## STORED RECORDS
--------------------------------------------------

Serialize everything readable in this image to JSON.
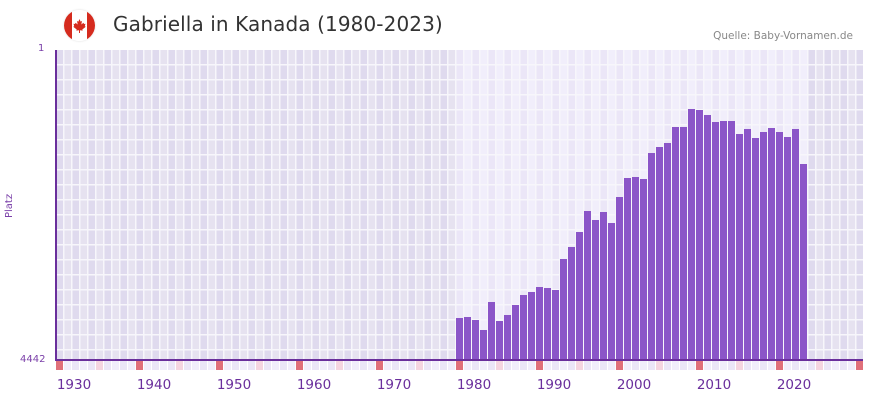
{
  "header": {
    "title": "Gabriella in Kanada (1980-2023)",
    "source": "Quelle: Baby-Vornamen.de",
    "flag_icon": "canada-flag-icon"
  },
  "colors": {
    "bar": "#8b55c8",
    "axis": "#6a2f9c",
    "bg_outside": "#e3dff0",
    "bg_inside": "#efebfa",
    "grid": "#f7f6fb",
    "decade_marker": "#e0707a",
    "half_decade_marker": "#f5d5e0"
  },
  "chart_data": {
    "type": "bar",
    "title": "Gabriella in Kanada (1980-2023)",
    "xlabel": "",
    "ylabel": "Platz",
    "y_inverted": true,
    "ylim": [
      4442,
      1
    ],
    "yticks": [
      "1",
      "4442"
    ],
    "xlim": [
      1930,
      2030
    ],
    "xticks": [
      "1930",
      "1940",
      "1950",
      "1960",
      "1970",
      "1980",
      "1990",
      "2000",
      "2010",
      "2020"
    ],
    "grid": true,
    "legend": null,
    "categories": [
      1980,
      1981,
      1982,
      1983,
      1984,
      1985,
      1986,
      1987,
      1988,
      1989,
      1990,
      1991,
      1992,
      1993,
      1994,
      1995,
      1996,
      1997,
      1998,
      1999,
      2000,
      2001,
      2002,
      2003,
      2004,
      2005,
      2006,
      2007,
      2008,
      2009,
      2010,
      2011,
      2012,
      2013,
      2014,
      2015,
      2016,
      2017,
      2018,
      2019,
      2020,
      2021,
      2022,
      2023
    ],
    "values": [
      3844,
      3830,
      3873,
      4016,
      3615,
      3887,
      3801,
      3658,
      3515,
      3472,
      3400,
      3415,
      3443,
      3000,
      2828,
      2613,
      2312,
      2441,
      2326,
      2484,
      2112,
      1840,
      1826,
      1855,
      1482,
      1396,
      1339,
      1109,
      1109,
      851,
      865,
      937,
      1037,
      1023,
      1023,
      1209,
      1138,
      1267,
      1181,
      1123,
      1181,
      1252,
      1138,
      1639
    ]
  },
  "axis": {
    "y_top_label": "1",
    "y_bottom_label": "4442",
    "y_title": "Platz",
    "x_labels": [
      "1930",
      "1940",
      "1950",
      "1960",
      "1970",
      "1980",
      "1990",
      "2000",
      "2010",
      "2020"
    ]
  }
}
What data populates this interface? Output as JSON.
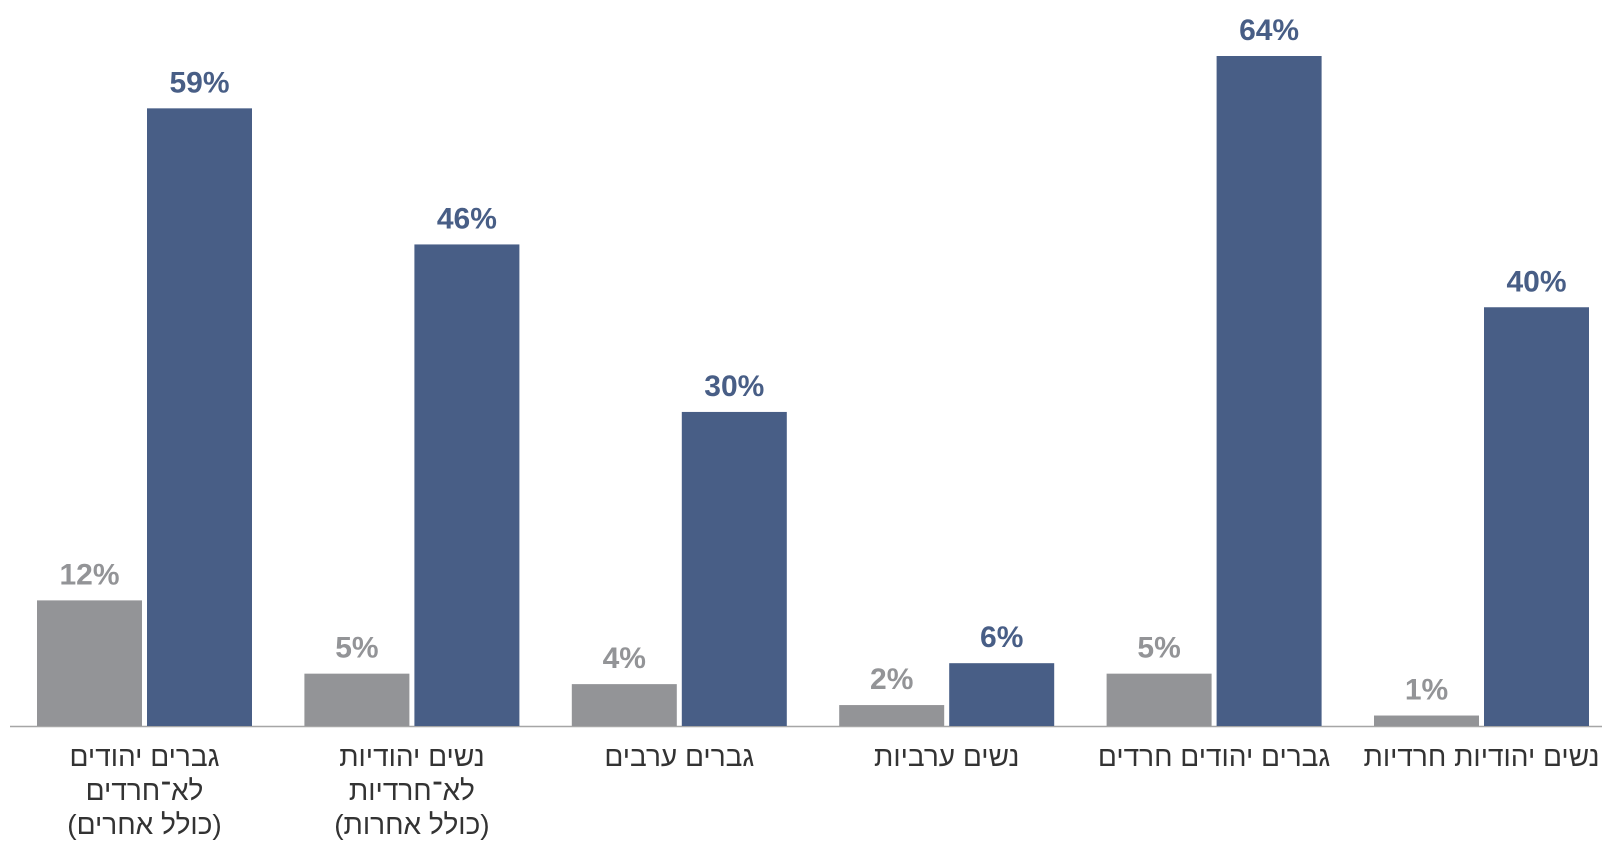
{
  "chart_data": {
    "type": "bar",
    "categories": [
      [
        "גברים יהודים",
        "לא־חרדים",
        "(כולל אחרים)"
      ],
      [
        "נשים יהודיות",
        "לא־חרדיות",
        "(כולל אחרות)"
      ],
      [
        "גברים ערבים"
      ],
      [
        "נשים ערביות"
      ],
      [
        "גברים יהודים חרדים"
      ],
      [
        "נשים יהודיות חרדיות"
      ]
    ],
    "series": [
      {
        "values": [
          12,
          5,
          4,
          2,
          5,
          1
        ],
        "color": "#939497"
      },
      {
        "values": [
          59,
          46,
          30,
          6,
          64,
          40
        ],
        "color": "#485e86"
      }
    ],
    "value_suffix": "%",
    "ylim": [
      0,
      64
    ],
    "grid": false,
    "legend": "none",
    "baseline_color": "#a6a6a6",
    "title": "",
    "xlabel": "",
    "ylabel": ""
  }
}
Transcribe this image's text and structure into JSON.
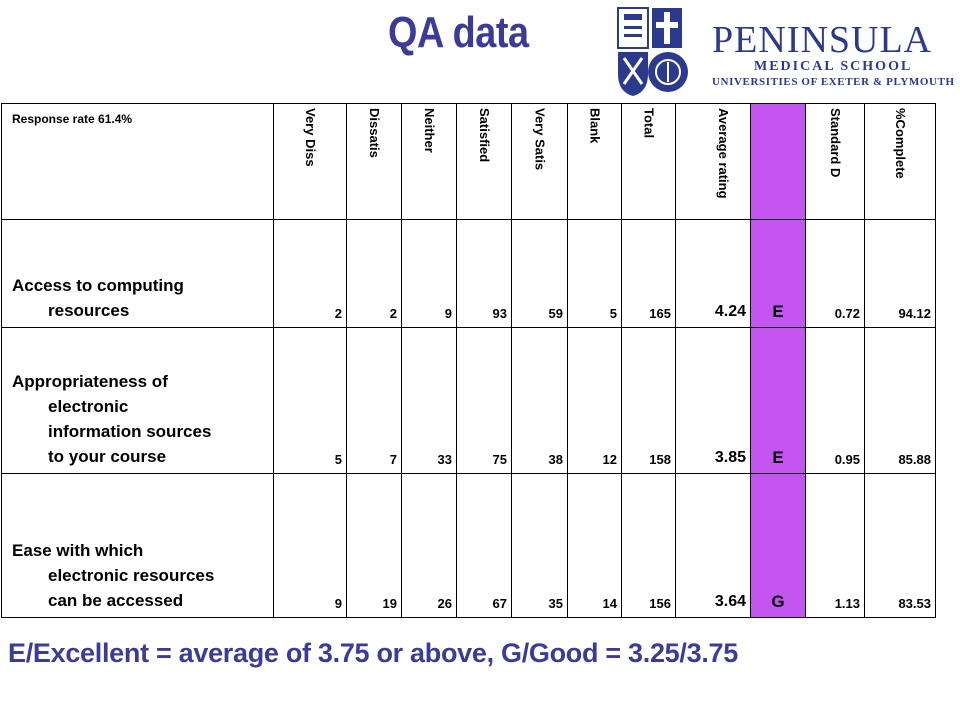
{
  "title": "QA data",
  "logo": {
    "name": "PENINSULA",
    "line1": "MEDICAL SCHOOL",
    "line2": "UNIVERSITIES OF EXETER & PLYMOUTH",
    "brand_color": "#2b3a8c"
  },
  "colors": {
    "title": "#3b3b98",
    "highlight_column": "#c355f0"
  },
  "table": {
    "response_rate": "Response rate 61.4%",
    "headers": [
      "Very Diss",
      "Dissatis",
      "Neither",
      "Satisfied",
      "Very Satis",
      "Blank",
      "Total",
      "Average rating",
      "",
      "Standard D",
      "%Complete"
    ],
    "rows": [
      {
        "label_first": "Access to computing",
        "label_rest": [
          "resources"
        ],
        "values": [
          "2",
          "2",
          "9",
          "93",
          "59",
          "5",
          "165"
        ],
        "average": "4.24",
        "grade": "E",
        "std": "0.72",
        "complete": "94.12"
      },
      {
        "label_first": "Appropriateness of",
        "label_rest": [
          "electronic",
          "information sources",
          "to your course"
        ],
        "values": [
          "5",
          "7",
          "33",
          "75",
          "38",
          "12",
          "158"
        ],
        "average": "3.85",
        "grade": "E",
        "std": "0.95",
        "complete": "85.88"
      },
      {
        "label_first": "Ease with which",
        "label_rest": [
          "electronic resources",
          "can be accessed"
        ],
        "values": [
          "9",
          "19",
          "26",
          "67",
          "35",
          "14",
          "156"
        ],
        "average": "3.64",
        "grade": "G",
        "std": "1.13",
        "complete": "83.53"
      }
    ]
  },
  "footer": "E/Excellent = average of 3.75 or above, G/Good = 3.25/3.75"
}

--------------------------------------------------

## PROBLEM TO SOLVE
The records above are to be quoted exactly, with all pictures left out.

## WRITTEN SOLUTION
Serialize everything readable in this image to JSON.
{
  "header": {
    "title": "Gabriella in Kanada (1980-2023)",
    "source": "Quelle: Baby-Vornamen.de",
    "flag_icon": "canada-flag-icon"
  },
  "colors": {
    "bar": "#8b55c8",
    "axis": "#6a2f9c",
    "bg_outside": "#e3dff0",
    "bg_inside": "#efebfa",
    "grid": "#f7f6fb",
    "decade_marker": "#e0707a",
    "half_decade_marker": "#f5d5e0"
  },
  "chart_data": {
    "type": "bar",
    "title": "Gabriella in Kanada (1980-2023)",
    "xlabel": "",
    "ylabel": "Platz",
    "y_inverted": true,
    "ylim": [
      4442,
      1
    ],
    "yticks": [
      "1",
      "4442"
    ],
    "xlim": [
      1930,
      2030
    ],
    "xticks": [
      "1930",
      "1940",
      "1950",
      "1960",
      "1970",
      "1980",
      "1990",
      "2000",
      "2010",
      "2020"
    ],
    "grid": true,
    "legend": null,
    "categories": [
      1980,
      1981,
      1982,
      1983,
      1984,
      1985,
      1986,
      1987,
      1988,
      1989,
      1990,
      1991,
      1992,
      1993,
      1994,
      1995,
      1996,
      1997,
      1998,
      1999,
      2000,
      2001,
      2002,
      2003,
      2004,
      2005,
      2006,
      2007,
      2008,
      2009,
      2010,
      2011,
      2012,
      2013,
      2014,
      2015,
      2016,
      2017,
      2018,
      2019,
      2020,
      2021,
      2022,
      2023
    ],
    "values": [
      3844,
      3830,
      3873,
      4016,
      3615,
      3887,
      3801,
      3658,
      3515,
      3472,
      3400,
      3415,
      3443,
      3000,
      2828,
      2613,
      2312,
      2441,
      2326,
      2484,
      2112,
      1840,
      1826,
      1855,
      1482,
      1396,
      1339,
      1109,
      1109,
      851,
      865,
      937,
      1037,
      1023,
      1023,
      1209,
      1138,
      1267,
      1181,
      1123,
      1181,
      1252,
      1138,
      1639
    ]
  },
  "axis": {
    "y_top_label": "1",
    "y_bottom_label": "4442",
    "y_title": "Platz",
    "x_labels": [
      "1930",
      "1940",
      "1950",
      "1960",
      "1970",
      "1980",
      "1990",
      "2000",
      "2010",
      "2020"
    ]
  }
}
What data populates this interface? Output as JSON.
{
  "chart_data": {
    "type": "bar",
    "categories": [
      [
        "גברים יהודים",
        "לא־חרדים",
        "(כולל אחרים)"
      ],
      [
        "נשים יהודיות",
        "לא־חרדיות",
        "(כולל אחרות)"
      ],
      [
        "גברים ערבים"
      ],
      [
        "נשים ערביות"
      ],
      [
        "גברים יהודים חרדים"
      ],
      [
        "נשים יהודיות חרדיות"
      ]
    ],
    "series": [
      {
        "values": [
          12,
          5,
          4,
          2,
          5,
          1
        ],
        "color": "#939497"
      },
      {
        "values": [
          59,
          46,
          30,
          6,
          64,
          40
        ],
        "color": "#485e86"
      }
    ],
    "value_suffix": "%",
    "ylim": [
      0,
      64
    ],
    "grid": false,
    "legend": "none",
    "baseline_color": "#a6a6a6",
    "title": "",
    "xlabel": "",
    "ylabel": ""
  }
}
Transcribe this image's text and structure into JSON.
{
  "title": "QA data",
  "logo": {
    "name": "PENINSULA",
    "line1": "MEDICAL SCHOOL",
    "line2": "UNIVERSITIES OF EXETER & PLYMOUTH",
    "brand_color": "#2b3a8c"
  },
  "colors": {
    "title": "#3b3b98",
    "highlight_column": "#c355f0"
  },
  "table": {
    "response_rate": "Response rate 61.4%",
    "headers": [
      "Very Diss",
      "Dissatis",
      "Neither",
      "Satisfied",
      "Very Satis",
      "Blank",
      "Total",
      "Average rating",
      "",
      "Standard D",
      "%Complete"
    ],
    "rows": [
      {
        "label_first": "Access to computing",
        "label_rest": [
          "resources"
        ],
        "values": [
          "2",
          "2",
          "9",
          "93",
          "59",
          "5",
          "165"
        ],
        "average": "4.24",
        "grade": "E",
        "std": "0.72",
        "complete": "94.12"
      },
      {
        "label_first": "Appropriateness of",
        "label_rest": [
          "electronic",
          "information sources",
          "to your course"
        ],
        "values": [
          "5",
          "7",
          "33",
          "75",
          "38",
          "12",
          "158"
        ],
        "average": "3.85",
        "grade": "E",
        "std": "0.95",
        "complete": "85.88"
      },
      {
        "label_first": "Ease with which",
        "label_rest": [
          "electronic resources",
          "can be accessed"
        ],
        "values": [
          "9",
          "19",
          "26",
          "67",
          "35",
          "14",
          "156"
        ],
        "average": "3.64",
        "grade": "G",
        "std": "1.13",
        "complete": "83.53"
      }
    ]
  },
  "footer": "E/Excellent = average of 3.75 or above, G/Good = 3.25/3.75"
}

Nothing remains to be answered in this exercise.